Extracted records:
-=-=-
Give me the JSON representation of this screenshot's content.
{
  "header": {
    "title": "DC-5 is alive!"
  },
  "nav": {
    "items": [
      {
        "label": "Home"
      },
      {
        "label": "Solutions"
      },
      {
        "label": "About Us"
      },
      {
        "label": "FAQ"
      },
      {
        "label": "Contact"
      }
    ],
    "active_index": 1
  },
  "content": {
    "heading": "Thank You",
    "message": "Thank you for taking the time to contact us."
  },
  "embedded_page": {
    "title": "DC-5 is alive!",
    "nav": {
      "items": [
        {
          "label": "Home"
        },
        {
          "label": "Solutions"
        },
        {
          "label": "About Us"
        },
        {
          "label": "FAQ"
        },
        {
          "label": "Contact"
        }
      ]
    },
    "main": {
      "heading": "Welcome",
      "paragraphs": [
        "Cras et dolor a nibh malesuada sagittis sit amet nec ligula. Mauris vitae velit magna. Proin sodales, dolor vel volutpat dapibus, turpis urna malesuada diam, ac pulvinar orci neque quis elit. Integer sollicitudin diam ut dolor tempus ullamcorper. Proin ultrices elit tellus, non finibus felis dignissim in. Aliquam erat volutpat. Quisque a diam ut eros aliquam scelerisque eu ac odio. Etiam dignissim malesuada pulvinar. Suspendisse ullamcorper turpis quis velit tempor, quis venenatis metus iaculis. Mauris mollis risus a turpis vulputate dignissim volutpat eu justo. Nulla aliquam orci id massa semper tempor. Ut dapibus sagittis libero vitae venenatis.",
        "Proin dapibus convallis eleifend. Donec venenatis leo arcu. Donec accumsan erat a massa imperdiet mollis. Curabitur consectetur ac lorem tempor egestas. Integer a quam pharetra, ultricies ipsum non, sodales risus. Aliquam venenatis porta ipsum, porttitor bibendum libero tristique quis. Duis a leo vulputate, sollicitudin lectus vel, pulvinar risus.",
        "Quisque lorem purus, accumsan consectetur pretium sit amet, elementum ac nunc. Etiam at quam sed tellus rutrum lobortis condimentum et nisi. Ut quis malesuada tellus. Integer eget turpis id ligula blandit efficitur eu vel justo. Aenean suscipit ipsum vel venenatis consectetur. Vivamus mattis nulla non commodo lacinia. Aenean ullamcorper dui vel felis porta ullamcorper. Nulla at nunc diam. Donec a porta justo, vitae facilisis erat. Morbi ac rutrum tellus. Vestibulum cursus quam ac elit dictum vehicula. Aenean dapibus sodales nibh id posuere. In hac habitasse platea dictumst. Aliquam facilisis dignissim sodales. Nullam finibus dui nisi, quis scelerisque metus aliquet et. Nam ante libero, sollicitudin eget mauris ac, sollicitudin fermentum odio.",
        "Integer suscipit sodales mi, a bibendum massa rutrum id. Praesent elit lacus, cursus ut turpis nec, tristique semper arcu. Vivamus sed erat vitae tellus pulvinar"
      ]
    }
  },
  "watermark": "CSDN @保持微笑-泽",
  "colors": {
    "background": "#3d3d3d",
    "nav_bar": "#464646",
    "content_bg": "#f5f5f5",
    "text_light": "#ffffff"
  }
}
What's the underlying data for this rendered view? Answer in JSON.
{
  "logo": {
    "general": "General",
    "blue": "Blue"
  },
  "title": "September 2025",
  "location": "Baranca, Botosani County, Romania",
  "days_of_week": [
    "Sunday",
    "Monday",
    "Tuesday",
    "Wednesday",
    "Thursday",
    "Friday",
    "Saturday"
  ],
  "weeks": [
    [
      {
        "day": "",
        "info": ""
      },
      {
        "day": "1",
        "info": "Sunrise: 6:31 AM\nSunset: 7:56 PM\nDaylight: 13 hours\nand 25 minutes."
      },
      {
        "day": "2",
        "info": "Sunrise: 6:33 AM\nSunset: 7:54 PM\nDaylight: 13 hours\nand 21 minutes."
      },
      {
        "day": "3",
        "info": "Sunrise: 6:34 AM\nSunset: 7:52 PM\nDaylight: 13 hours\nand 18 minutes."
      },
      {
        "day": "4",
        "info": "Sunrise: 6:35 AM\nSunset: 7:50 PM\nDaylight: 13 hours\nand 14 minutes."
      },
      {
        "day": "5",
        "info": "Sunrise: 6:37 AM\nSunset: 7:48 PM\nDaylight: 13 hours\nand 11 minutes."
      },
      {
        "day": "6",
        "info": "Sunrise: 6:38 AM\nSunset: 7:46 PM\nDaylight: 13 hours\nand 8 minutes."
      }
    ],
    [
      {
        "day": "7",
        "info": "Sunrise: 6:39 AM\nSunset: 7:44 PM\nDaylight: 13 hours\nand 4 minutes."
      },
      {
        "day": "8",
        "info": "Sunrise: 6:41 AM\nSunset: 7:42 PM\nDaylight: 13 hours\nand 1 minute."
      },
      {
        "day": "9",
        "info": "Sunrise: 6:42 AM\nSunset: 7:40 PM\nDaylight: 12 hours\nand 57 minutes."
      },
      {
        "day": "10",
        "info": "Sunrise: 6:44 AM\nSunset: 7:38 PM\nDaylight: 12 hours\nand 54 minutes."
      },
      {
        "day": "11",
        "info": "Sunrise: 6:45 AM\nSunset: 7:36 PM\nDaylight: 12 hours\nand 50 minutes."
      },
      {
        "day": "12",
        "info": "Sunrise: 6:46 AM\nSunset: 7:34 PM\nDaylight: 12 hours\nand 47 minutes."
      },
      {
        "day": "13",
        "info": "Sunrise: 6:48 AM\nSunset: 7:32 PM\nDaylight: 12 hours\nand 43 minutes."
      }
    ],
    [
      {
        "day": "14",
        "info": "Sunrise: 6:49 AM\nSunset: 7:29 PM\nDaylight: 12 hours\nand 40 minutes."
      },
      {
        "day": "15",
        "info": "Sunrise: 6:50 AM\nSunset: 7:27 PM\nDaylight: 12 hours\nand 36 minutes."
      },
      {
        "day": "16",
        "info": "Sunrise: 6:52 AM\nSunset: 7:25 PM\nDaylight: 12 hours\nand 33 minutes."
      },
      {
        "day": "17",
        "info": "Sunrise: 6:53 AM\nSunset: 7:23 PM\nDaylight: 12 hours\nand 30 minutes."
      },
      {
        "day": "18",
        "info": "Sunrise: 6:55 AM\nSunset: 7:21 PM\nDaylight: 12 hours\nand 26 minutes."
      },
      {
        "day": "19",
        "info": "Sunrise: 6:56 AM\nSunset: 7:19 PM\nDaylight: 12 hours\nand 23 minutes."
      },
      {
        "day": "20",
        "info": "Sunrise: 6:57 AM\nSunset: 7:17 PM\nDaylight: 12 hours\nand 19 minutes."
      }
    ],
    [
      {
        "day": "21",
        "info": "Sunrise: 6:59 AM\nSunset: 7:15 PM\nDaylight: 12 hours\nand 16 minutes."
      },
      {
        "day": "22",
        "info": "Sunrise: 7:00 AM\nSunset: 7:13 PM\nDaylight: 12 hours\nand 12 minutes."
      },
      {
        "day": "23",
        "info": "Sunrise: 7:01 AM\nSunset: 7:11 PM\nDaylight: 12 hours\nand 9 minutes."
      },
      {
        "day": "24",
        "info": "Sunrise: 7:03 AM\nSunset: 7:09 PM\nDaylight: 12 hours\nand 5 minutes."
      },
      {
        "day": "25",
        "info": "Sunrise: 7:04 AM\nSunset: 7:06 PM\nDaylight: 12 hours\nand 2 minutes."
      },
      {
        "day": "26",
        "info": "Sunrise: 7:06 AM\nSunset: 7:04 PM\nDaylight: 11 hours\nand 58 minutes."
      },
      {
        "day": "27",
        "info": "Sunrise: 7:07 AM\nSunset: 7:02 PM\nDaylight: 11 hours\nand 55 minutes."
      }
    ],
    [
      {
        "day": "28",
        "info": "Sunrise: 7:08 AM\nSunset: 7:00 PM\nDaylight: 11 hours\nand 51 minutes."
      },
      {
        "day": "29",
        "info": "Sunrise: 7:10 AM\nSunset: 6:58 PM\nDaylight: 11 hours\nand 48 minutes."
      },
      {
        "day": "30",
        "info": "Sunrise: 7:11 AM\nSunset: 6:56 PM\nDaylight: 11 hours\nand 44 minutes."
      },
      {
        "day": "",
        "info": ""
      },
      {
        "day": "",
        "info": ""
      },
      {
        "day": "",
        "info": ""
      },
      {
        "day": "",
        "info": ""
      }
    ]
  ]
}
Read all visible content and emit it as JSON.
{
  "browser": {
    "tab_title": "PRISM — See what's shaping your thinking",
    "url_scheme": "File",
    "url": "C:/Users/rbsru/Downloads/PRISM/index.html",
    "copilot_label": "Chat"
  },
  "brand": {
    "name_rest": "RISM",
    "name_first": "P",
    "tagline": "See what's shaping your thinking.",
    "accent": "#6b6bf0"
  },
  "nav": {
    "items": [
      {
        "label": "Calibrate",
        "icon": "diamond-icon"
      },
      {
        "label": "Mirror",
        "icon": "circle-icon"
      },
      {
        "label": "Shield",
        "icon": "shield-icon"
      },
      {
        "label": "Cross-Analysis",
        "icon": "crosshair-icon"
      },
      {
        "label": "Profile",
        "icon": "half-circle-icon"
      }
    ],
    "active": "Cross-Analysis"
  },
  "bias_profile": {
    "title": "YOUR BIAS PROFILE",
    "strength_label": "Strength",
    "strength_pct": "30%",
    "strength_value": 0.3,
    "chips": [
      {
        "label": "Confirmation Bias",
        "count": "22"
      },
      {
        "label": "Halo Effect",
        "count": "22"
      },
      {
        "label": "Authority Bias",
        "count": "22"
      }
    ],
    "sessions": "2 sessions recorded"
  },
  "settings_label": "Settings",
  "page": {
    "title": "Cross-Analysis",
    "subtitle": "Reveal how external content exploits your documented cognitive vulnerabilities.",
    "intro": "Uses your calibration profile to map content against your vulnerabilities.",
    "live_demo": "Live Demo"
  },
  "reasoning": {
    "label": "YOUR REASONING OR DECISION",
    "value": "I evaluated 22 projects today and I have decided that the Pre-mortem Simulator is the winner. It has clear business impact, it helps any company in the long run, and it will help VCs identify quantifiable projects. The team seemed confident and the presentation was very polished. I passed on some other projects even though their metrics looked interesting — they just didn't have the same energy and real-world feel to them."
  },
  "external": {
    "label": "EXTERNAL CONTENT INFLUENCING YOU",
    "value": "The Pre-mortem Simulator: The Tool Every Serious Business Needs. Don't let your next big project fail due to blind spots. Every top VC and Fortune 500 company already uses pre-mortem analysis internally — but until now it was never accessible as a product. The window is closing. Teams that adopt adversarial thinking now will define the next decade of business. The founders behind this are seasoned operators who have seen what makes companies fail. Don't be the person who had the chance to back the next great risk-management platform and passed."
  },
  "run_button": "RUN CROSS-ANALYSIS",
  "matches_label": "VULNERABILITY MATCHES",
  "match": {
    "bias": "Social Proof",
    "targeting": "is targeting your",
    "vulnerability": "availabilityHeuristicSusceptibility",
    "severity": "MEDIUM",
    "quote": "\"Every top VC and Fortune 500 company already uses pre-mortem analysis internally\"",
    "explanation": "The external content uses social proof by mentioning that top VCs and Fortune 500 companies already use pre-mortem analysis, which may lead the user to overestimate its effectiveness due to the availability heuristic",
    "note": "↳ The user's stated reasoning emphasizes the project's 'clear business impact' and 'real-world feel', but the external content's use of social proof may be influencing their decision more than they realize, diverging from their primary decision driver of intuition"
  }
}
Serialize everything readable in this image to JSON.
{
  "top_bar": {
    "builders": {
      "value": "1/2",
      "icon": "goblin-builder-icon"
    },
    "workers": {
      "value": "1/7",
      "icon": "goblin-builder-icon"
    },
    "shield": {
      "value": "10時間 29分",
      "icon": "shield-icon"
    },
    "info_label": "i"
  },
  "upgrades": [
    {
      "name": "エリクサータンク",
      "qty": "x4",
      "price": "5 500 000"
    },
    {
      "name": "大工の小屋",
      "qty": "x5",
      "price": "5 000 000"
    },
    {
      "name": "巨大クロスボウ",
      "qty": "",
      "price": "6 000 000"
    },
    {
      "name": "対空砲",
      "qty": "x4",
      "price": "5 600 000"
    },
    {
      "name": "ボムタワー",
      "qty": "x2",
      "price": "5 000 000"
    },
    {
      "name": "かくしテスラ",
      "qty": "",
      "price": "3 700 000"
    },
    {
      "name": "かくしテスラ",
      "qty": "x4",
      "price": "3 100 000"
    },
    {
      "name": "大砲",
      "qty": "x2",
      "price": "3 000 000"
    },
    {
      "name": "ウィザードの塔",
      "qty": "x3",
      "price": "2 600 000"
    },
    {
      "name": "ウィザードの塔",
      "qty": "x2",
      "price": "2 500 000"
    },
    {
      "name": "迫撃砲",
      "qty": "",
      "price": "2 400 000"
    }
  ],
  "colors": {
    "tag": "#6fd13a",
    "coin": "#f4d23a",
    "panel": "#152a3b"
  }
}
-=-=-
PROBLEM TO SOLVE:
List the lines of the entries that include "passed".

RESULT OF THIS TASK:
    "value": "I evaluated 22 projects today and I have decided that the Pre-mortem Simulator is the winner. It has clear business impact, it helps any company in the long run, and it will help VCs identify quantifiable projects. The team seemed confident and the presentation was very polished. I passed on some other projects even though their metrics looked interesting — they just didn't have the same energy and real-world feel to them."
    "value": "The Pre-mortem Simulator: The Tool Every Serious Business Needs. Don't let your next big project fail due to blind spots. Every top VC and Fortune 500 company already uses pre-mortem analysis internally — but until now it was never accessible as a product. The window is closing. Teams that adopt adversarial thinking now will define the next decade of business. The founders behind this are seasoned operators who have seen what makes companies fail. Don't be the person who had the chance to back the next great risk-management platform and passed."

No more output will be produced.